### What needs to be done:
Leave out the pictures and repeat everything else in the records exactly.
[BEGIN]
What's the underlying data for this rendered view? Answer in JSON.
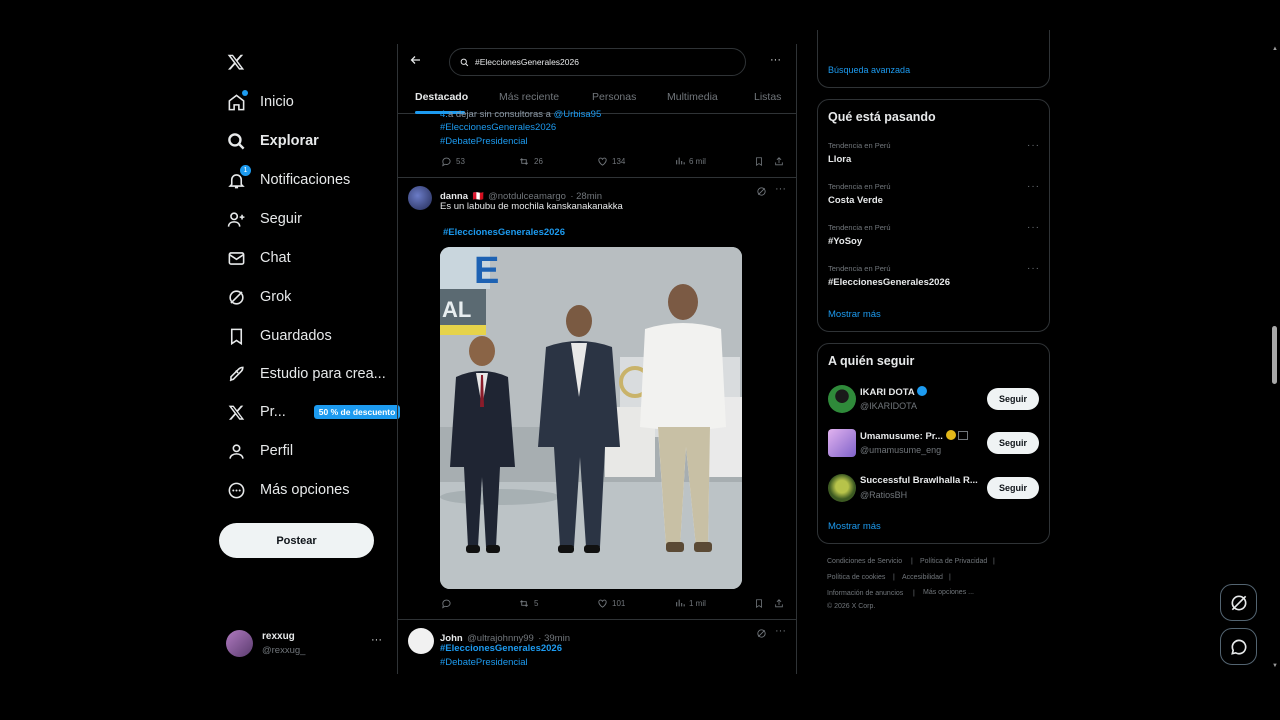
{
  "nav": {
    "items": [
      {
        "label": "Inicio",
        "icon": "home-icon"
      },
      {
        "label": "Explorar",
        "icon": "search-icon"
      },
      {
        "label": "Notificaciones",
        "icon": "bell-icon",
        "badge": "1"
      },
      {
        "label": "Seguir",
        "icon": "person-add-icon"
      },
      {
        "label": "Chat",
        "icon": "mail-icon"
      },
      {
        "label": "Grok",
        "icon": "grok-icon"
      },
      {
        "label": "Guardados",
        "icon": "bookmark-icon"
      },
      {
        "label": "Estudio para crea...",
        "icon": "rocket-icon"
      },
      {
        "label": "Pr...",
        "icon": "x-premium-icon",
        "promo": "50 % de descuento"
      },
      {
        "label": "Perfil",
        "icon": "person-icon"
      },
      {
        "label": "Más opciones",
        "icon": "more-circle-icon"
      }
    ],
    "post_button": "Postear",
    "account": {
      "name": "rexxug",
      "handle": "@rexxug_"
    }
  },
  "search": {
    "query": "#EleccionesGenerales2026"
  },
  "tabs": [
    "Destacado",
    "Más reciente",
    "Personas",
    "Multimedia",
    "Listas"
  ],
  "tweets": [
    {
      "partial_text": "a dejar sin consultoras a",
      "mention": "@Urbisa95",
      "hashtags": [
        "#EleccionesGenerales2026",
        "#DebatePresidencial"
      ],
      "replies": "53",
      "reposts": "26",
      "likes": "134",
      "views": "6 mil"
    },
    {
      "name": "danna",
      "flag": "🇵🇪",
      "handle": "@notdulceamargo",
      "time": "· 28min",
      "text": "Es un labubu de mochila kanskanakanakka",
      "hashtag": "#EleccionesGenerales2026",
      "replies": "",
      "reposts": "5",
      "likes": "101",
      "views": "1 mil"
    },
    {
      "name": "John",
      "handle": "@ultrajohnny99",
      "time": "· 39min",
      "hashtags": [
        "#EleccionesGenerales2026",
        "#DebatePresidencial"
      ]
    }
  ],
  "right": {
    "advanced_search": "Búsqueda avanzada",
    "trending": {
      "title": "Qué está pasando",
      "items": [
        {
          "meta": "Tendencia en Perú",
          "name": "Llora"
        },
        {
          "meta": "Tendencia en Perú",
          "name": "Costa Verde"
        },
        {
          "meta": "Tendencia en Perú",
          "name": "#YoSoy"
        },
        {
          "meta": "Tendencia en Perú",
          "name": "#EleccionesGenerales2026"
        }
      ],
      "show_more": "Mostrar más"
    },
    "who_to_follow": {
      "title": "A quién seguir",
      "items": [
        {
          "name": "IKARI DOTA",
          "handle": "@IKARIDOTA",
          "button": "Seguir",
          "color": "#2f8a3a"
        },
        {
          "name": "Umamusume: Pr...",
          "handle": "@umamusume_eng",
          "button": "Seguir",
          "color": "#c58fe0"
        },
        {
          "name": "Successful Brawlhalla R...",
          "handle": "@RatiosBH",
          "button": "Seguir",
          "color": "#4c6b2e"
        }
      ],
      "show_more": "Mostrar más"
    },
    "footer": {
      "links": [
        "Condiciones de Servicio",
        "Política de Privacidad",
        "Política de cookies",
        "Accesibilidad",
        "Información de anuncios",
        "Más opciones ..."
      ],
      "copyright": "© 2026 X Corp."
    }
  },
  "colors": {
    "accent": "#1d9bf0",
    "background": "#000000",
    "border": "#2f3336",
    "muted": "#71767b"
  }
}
[END]
### Result of the task:
What's the underlying data for this rendered view? Answer in JSON.
{
  "nav": {
    "items": [
      {
        "label": "Inicio",
        "icon": "home-icon"
      },
      {
        "label": "Explorar",
        "icon": "search-icon"
      },
      {
        "label": "Notificaciones",
        "icon": "bell-icon",
        "badge": "1"
      },
      {
        "label": "Seguir",
        "icon": "person-add-icon"
      },
      {
        "label": "Chat",
        "icon": "mail-icon"
      },
      {
        "label": "Grok",
        "icon": "grok-icon"
      },
      {
        "label": "Guardados",
        "icon": "bookmark-icon"
      },
      {
        "label": "Estudio para crea...",
        "icon": "rocket-icon"
      },
      {
        "label": "Pr...",
        "icon": "x-premium-icon",
        "promo": "50 % de descuento"
      },
      {
        "label": "Perfil",
        "icon": "person-icon"
      },
      {
        "label": "Más opciones",
        "icon": "more-circle-icon"
      }
    ],
    "post_button": "Postear",
    "account": {
      "name": "rexxug",
      "handle": "@rexxug_"
    }
  },
  "search": {
    "query": "#EleccionesGenerales2026"
  },
  "tabs": [
    "Destacado",
    "Más reciente",
    "Personas",
    "Multimedia",
    "Listas"
  ],
  "tweets": [
    {
      "partial_text": "a dejar sin consultoras a",
      "mention": "@Urbisa95",
      "hashtags": [
        "#EleccionesGenerales2026",
        "#DebatePresidencial"
      ],
      "replies": "53",
      "reposts": "26",
      "likes": "134",
      "views": "6 mil"
    },
    {
      "name": "danna",
      "flag": "🇵🇪",
      "handle": "@notdulceamargo",
      "time": "· 28min",
      "text": "Es un labubu de mochila kanskanakanakka",
      "hashtag": "#EleccionesGenerales2026",
      "replies": "",
      "reposts": "5",
      "likes": "101",
      "views": "1 mil"
    },
    {
      "name": "John",
      "handle": "@ultrajohnny99",
      "time": "· 39min",
      "hashtags": [
        "#EleccionesGenerales2026",
        "#DebatePresidencial"
      ]
    }
  ],
  "right": {
    "advanced_search": "Búsqueda avanzada",
    "trending": {
      "title": "Qué está pasando",
      "items": [
        {
          "meta": "Tendencia en Perú",
          "name": "Llora"
        },
        {
          "meta": "Tendencia en Perú",
          "name": "Costa Verde"
        },
        {
          "meta": "Tendencia en Perú",
          "name": "#YoSoy"
        },
        {
          "meta": "Tendencia en Perú",
          "name": "#EleccionesGenerales2026"
        }
      ],
      "show_more": "Mostrar más"
    },
    "who_to_follow": {
      "title": "A quién seguir",
      "items": [
        {
          "name": "IKARI DOTA",
          "handle": "@IKARIDOTA",
          "button": "Seguir",
          "color": "#2f8a3a"
        },
        {
          "name": "Umamusume: Pr...",
          "handle": "@umamusume_eng",
          "button": "Seguir",
          "color": "#c58fe0"
        },
        {
          "name": "Successful Brawlhalla R...",
          "handle": "@RatiosBH",
          "button": "Seguir",
          "color": "#4c6b2e"
        }
      ],
      "show_more": "Mostrar más"
    },
    "footer": {
      "links": [
        "Condiciones de Servicio",
        "Política de Privacidad",
        "Política de cookies",
        "Accesibilidad",
        "Información de anuncios",
        "Más opciones ..."
      ],
      "copyright": "© 2026 X Corp."
    }
  },
  "colors": {
    "accent": "#1d9bf0",
    "background": "#000000",
    "border": "#2f3336",
    "muted": "#71767b"
  }
}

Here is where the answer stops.